DATA FOR THIS EXERCISE:
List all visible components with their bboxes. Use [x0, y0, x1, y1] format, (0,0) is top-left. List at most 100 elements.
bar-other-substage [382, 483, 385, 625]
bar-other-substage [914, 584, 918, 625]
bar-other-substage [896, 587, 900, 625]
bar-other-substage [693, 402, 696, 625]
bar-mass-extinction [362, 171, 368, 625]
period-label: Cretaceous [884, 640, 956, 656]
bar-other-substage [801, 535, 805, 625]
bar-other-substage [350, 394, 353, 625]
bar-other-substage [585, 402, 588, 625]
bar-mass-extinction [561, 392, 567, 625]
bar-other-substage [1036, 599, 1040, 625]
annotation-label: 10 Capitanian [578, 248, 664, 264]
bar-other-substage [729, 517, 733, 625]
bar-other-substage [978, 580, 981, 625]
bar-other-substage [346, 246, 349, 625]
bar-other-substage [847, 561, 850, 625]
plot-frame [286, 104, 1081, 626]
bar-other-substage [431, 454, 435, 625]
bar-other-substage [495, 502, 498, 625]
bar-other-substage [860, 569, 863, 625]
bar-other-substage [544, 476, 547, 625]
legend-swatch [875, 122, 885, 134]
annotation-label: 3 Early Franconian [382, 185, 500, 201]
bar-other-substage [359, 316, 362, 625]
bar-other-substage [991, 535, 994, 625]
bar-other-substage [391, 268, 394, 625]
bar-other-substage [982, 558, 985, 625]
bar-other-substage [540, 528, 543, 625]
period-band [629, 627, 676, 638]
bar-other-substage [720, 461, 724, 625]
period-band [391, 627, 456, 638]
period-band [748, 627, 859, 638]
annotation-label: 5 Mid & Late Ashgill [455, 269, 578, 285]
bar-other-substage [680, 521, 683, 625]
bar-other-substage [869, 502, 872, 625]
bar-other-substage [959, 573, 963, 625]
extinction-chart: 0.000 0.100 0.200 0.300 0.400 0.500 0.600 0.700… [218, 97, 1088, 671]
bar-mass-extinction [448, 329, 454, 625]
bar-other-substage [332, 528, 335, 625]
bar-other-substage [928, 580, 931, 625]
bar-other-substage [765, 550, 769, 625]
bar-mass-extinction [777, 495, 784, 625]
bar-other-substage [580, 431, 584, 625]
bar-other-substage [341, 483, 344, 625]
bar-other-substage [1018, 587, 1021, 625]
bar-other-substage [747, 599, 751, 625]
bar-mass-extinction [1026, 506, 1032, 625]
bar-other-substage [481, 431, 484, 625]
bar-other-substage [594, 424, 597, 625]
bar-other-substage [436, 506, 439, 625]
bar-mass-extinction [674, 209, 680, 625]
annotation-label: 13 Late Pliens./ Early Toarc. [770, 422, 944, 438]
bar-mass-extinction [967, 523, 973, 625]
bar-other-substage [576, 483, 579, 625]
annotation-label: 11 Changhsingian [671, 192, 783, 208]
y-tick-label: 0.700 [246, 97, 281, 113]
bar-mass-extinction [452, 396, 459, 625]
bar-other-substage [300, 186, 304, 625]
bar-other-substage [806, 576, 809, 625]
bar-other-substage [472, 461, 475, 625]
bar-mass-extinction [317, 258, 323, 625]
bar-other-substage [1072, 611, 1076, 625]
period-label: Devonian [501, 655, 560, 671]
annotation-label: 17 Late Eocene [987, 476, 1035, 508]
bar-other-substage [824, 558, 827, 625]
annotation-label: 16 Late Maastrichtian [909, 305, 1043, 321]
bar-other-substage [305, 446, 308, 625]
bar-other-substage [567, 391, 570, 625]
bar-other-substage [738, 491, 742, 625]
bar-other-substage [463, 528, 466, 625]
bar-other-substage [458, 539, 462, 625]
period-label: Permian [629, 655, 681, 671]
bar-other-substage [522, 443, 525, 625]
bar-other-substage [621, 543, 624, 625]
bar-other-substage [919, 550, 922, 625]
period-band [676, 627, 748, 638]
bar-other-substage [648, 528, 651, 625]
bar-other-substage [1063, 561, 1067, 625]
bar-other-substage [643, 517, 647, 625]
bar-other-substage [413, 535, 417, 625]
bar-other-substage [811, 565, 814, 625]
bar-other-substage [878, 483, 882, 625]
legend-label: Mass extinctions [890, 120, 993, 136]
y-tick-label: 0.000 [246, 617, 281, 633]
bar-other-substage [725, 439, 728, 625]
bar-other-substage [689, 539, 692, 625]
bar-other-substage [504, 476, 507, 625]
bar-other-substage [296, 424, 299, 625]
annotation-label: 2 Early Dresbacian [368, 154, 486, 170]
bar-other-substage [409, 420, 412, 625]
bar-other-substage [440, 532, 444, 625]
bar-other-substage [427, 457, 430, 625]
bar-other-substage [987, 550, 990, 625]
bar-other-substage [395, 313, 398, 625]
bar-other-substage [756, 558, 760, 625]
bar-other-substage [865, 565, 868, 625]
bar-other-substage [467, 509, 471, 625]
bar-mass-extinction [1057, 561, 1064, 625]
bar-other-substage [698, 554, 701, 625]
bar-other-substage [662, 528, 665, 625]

EXERCISE PROMPT: Present every line of the records above as a Markdown table with two columns, Row for the row number and Entry for the line, leaving out any blank lines.

TASK SOLUTION:
| Row | Entry |
|---|---|
| 1 | List all visible components with their bboxes. Use [x0, y0, x1, y1] format, (0,0) is top-left. List at most 100 elements. |
| 2 | bar-other-substage [382, 483, 385, 625] |
| 3 | bar-other-substage [914, 584, 918, 625] |
| 4 | bar-other-substage [896, 587, 900, 625] |
| 5 | bar-other-substage [693, 402, 696, 625] |
| 6 | bar-mass-extinction [362, 171, 368, 625] |
| 7 | period-label: Cretaceous [884, 640, 956, 656] |
| 8 | bar-other-substage [801, 535, 805, 625] |
| 9 | bar-other-substage [350, 394, 353, 625] |
| 10 | bar-other-substage [585, 402, 588, 625] |
| 11 | bar-mass-extinction [561, 392, 567, 625] |
| 12 | bar-other-substage [1036, 599, 1040, 625] |
| 13 | annotation-label: 10 Capitanian [578, 248, 664, 264] |
| 14 | bar-other-substage [729, 517, 733, 625] |
| 15 | bar-other-substage [978, 580, 981, 625] |
| 16 | bar-other-substage [346, 246, 349, 625] |
| 17 | bar-other-substage [847, 561, 850, 625] |
| 18 | plot-frame [286, 104, 1081, 626] |
| 19 | bar-other-substage [431, 454, 435, 625] |
| 20 | bar-other-substage [495, 502, 498, 625] |
| 21 | bar-other-substage [860, 569, 863, 625] |
| 22 | bar-other-substage [544, 476, 547, 625] |
| 23 | legend-swatch [875, 122, 885, 134] |
| 24 | annotation-label: 3 Early Franconian [382, 185, 500, 201] |
| 25 | bar-other-substage [359, 316, 362, 625] |
| 26 | bar-other-substage [991, 535, 994, 625] |
| 27 | bar-other-substage [391, 268, 394, 625] |
| 28 | bar-other-substage [982, 558, 985, 625] |
| 29 | bar-other-substage [540, 528, 543, 625] |
| 30 | period-band [629, 627, 676, 638] |
| 31 | bar-other-substage [720, 461, 724, 625] |
| 32 | period-band [391, 627, 456, 638] |
| 33 | period-band [748, 627, 859, 638] |
| 34 | annotation-label: 5 Mid & Late Ashgill [455, 269, 578, 285] |
| 35 | bar-other-substage [680, 521, 683, 625] |
| 36 | bar-other-substage [869, 502, 872, 625] |
| 37 | bar-other-substage [959, 573, 963, 625] |
| 38 | extinction-chart: 0.000 0.100 0.200 0.300 0.400 0.500 0.600 0.700… [218, 97, 1088, 671] |
| 39 | bar-mass-extinction [448, 329, 454, 625] |
| 40 | bar-other-substage [332, 528, 335, 625] |
| 41 | bar-other-substage [928, 580, 931, 625] |
| 42 | bar-other-substage [765, 550, 769, 625] |
| 43 | bar-mass-extinction [777, 495, 784, 625] |
| 44 | bar-other-substage [580, 431, 584, 625] |
| 45 | bar-other-substage [341, 483, 344, 625] |
| 46 | bar-other-substage [1018, 587, 1021, 625] |
| 47 | bar-other-substage [747, 599, 751, 625] |
| 48 | bar-mass-extinction [1026, 506, 1032, 625] |
| 49 | bar-other-substage [481, 431, 484, 625] |
| 50 | bar-other-substage [594, 424, 597, 625] |
| 51 | bar-other-substage [436, 506, 439, 625] |
| 52 | bar-mass-extinction [674, 209, 680, 625] |
| 53 | annotation-label: 13 Late Pliens./ Early Toarc. [770, 422, 944, 438] |
| 54 | bar-mass-extinction [967, 523, 973, 625] |
| 55 | bar-other-substage [576, 483, 579, 625] |
| 56 | annotation-label: 11 Changhsingian [671, 192, 783, 208] |
| 57 | y-tick-label: 0.700 [246, 97, 281, 113] |
| 58 | bar-mass-extinction [452, 396, 459, 625] |
| 59 | bar-other-substage [300, 186, 304, 625] |
| 60 | bar-other-substage [806, 576, 809, 625] |
| 61 | bar-other-substage [472, 461, 475, 625] |
| 62 | bar-mass-extinction [317, 258, 323, 625] |
| 63 | bar-other-substage [1072, 611, 1076, 625] |
| 64 | period-label: Devonian [501, 655, 560, 671] |
| 65 | annotation-label: 17 Late Eocene [987, 476, 1035, 508] |
| 66 | bar-other-substage [824, 558, 827, 625] |
| 67 | annotation-label: 16 Late Maastrichtian [909, 305, 1043, 321] |
| 68 | bar-other-substage [305, 446, 308, 625] |
| 69 | bar-other-substage [567, 391, 570, 625] |
| 70 | bar-other-substage [738, 491, 742, 625] |
| 71 | bar-other-substage [463, 528, 466, 625] |
| 72 | bar-other-substage [458, 539, 462, 625] |
| 73 | period-label: Permian [629, 655, 681, 671] |
| 74 | bar-other-substage [522, 443, 525, 625] |
| 75 | bar-other-substage [621, 543, 624, 625] |
| 76 | bar-other-substage [919, 550, 922, 625] |
| 77 | period-band [676, 627, 748, 638] |
| 78 | bar-other-substage [648, 528, 651, 625] |
| 79 | bar-other-substage [1063, 561, 1067, 625] |
| 80 | bar-other-substage [643, 517, 647, 625] |
| 81 | bar-other-substage [413, 535, 417, 625] |
| 82 | bar-other-substage [811, 565, 814, 625] |
| 83 | bar-other-substage [878, 483, 882, 625] |
| 84 | legend-label: Mass extinctions [890, 120, 993, 136] |
| 85 | y-tick-label: 0.000 [246, 617, 281, 633] |
| 86 | bar-other-substage [725, 439, 728, 625] |
| 87 | bar-other-substage [689, 539, 692, 625] |
| 88 | bar-other-substage [504, 476, 507, 625] |
| 89 | bar-other-substage [296, 424, 299, 625] |
| 90 | annotation-label: 2 Early Dresbacian [368, 154, 486, 170] |
| 91 | bar-other-substage [409, 420, 412, 625] |
| 92 | bar-other-substage [440, 532, 444, 625] |
| 93 | bar-other-substage [427, 457, 430, 625] |
| 94 | bar-other-substage [987, 550, 990, 625] |
| 95 | bar-other-substage [395, 313, 398, 625] |
| 96 | bar-other-substage [756, 558, 760, 625] |
| 97 | bar-other-substage [865, 565, 868, 625] |
| 98 | bar-other-substage [467, 509, 471, 625] |
| 99 | bar-mass-extinction [1057, 561, 1064, 625] |
| 100 | bar-other-substage [698, 554, 701, 625] |
| 101 | bar-other-substage [662, 528, 665, 625] |